§ **THE EXERCISE**: Give the entries back exactly, dropping each image.

Start ENTRIES SHOWN

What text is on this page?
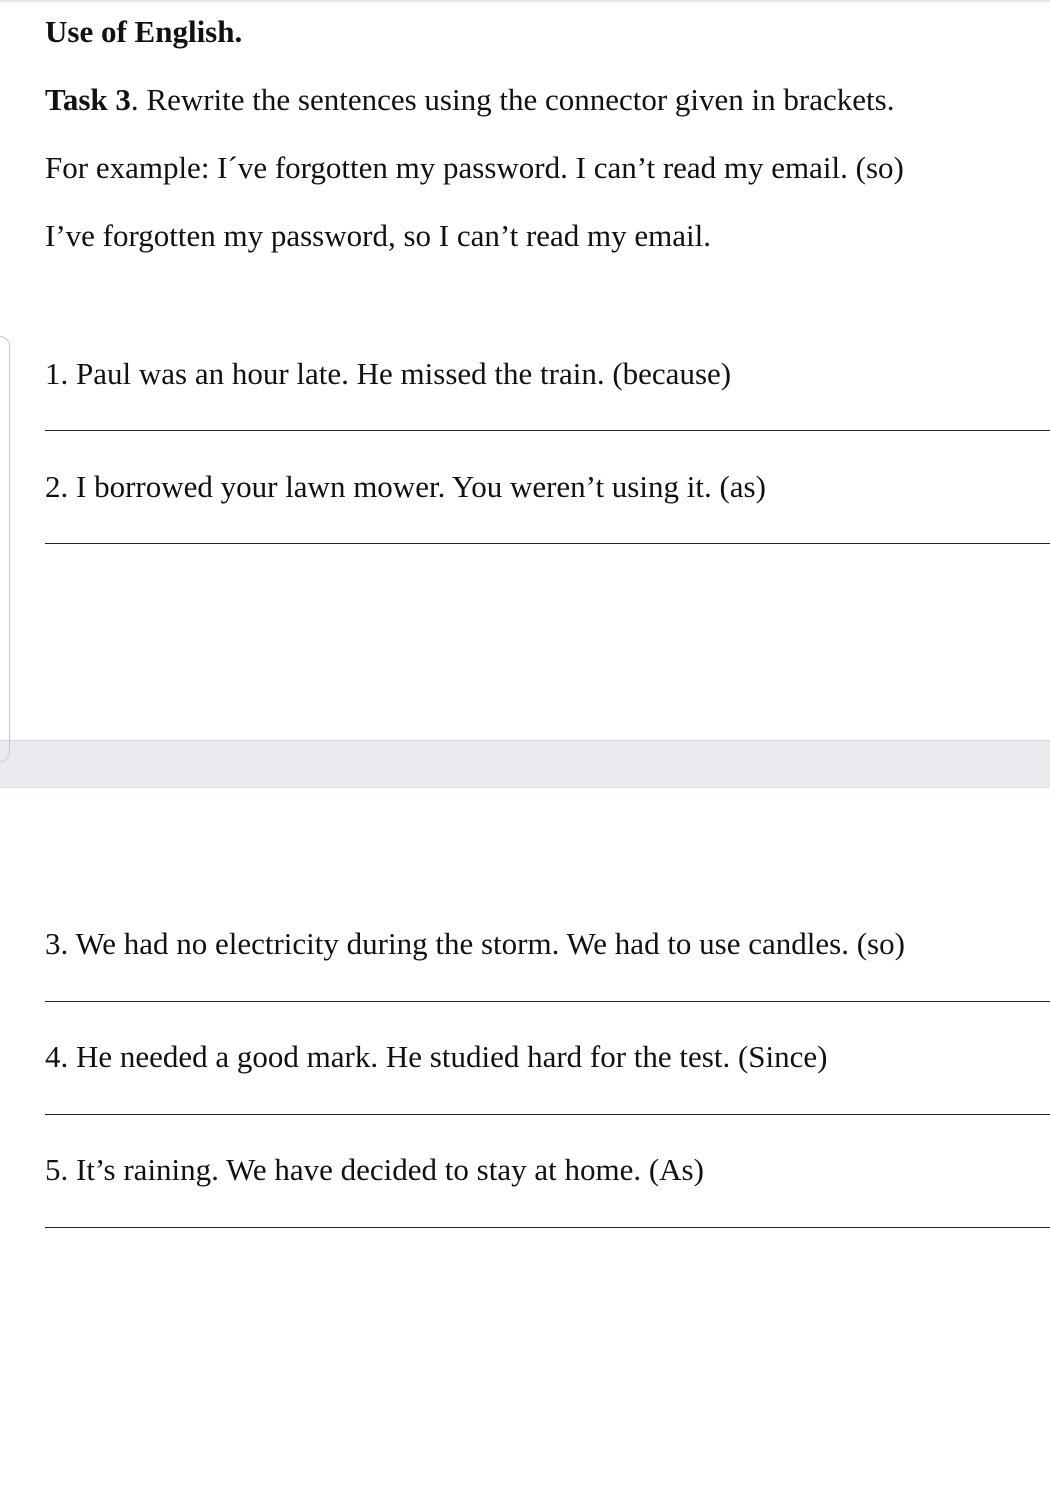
Use of English.

Task 3. Rewrite the sentences using the connector given in brackets.

For example: I´ve forgotten my password. I can’t read my email. (so)

I’ve forgotten my password, so I can’t read my email.

1. Paul was an hour late. He missed the train. (because)

2. I borrowed your lawn mower. You weren’t using it. (as)

3. We had no electricity during the storm. We had to use candles. (so)

4. He needed a good mark. He studied hard for the test. (Since)

5. It’s raining. We have decided to stay at home. (As)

End ENTRIES SHOWN

§ **WORKED ANSWER**:
What text is on this page?
Use of English.

Task 3. Rewrite the sentences using the connector given in brackets.

For example: I´ve forgotten my password. I can’t read my email. (so)

I’ve forgotten my password, so I can’t read my email.

1. Paul was an hour late. He missed the train. (because)

2. I borrowed your lawn mower. You weren’t using it. (as)

3. We had no electricity during the storm. We had to use candles. (so)

4. He needed a good mark. He studied hard for the test. (Since)

5. It’s raining. We have decided to stay at home. (As)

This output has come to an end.